WHAT YOU HAVE TO DO: Only the number is wanted: how many lines of the data contain "immediate"?

——————

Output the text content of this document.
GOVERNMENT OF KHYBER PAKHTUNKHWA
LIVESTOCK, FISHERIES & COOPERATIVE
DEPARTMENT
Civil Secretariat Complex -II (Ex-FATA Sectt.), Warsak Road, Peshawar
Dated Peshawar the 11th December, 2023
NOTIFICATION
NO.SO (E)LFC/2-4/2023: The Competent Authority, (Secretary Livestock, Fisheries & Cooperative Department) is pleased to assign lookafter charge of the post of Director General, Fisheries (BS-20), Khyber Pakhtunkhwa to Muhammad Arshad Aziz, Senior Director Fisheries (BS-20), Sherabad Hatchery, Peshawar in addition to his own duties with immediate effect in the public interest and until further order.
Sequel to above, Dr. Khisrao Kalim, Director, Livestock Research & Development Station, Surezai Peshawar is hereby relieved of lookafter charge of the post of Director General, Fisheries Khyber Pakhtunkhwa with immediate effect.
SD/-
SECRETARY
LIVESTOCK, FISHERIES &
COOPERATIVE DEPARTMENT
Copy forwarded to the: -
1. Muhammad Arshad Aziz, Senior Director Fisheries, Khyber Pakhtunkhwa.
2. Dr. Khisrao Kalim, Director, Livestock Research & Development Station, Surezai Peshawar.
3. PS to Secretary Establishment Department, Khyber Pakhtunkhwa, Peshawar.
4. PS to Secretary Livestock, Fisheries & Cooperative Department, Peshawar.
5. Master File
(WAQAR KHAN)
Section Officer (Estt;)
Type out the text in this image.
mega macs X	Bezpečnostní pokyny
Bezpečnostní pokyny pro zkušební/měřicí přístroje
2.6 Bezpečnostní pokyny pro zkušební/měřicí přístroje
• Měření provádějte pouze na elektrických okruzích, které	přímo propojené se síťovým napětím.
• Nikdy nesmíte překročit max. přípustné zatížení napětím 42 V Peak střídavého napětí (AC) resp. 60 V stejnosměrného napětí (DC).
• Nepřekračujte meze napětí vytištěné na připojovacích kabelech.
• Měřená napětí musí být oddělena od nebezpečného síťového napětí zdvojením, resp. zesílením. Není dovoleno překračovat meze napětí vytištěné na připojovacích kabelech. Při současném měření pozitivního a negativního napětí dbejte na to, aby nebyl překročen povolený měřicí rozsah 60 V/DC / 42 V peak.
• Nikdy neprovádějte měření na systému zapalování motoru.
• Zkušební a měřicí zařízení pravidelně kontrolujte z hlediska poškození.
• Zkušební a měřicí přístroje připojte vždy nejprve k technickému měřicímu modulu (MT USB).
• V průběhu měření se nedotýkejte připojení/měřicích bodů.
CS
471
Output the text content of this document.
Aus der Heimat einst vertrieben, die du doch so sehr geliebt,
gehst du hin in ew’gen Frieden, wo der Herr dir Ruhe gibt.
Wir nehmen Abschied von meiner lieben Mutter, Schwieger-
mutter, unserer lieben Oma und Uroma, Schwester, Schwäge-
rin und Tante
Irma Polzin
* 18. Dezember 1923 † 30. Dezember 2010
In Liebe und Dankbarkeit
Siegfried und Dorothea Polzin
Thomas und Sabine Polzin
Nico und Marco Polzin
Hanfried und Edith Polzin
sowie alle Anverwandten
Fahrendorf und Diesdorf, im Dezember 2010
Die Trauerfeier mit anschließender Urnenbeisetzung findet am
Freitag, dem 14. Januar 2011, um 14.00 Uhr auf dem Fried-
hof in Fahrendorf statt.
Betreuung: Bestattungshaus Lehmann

——————

EXERCISE RESPONSE: 2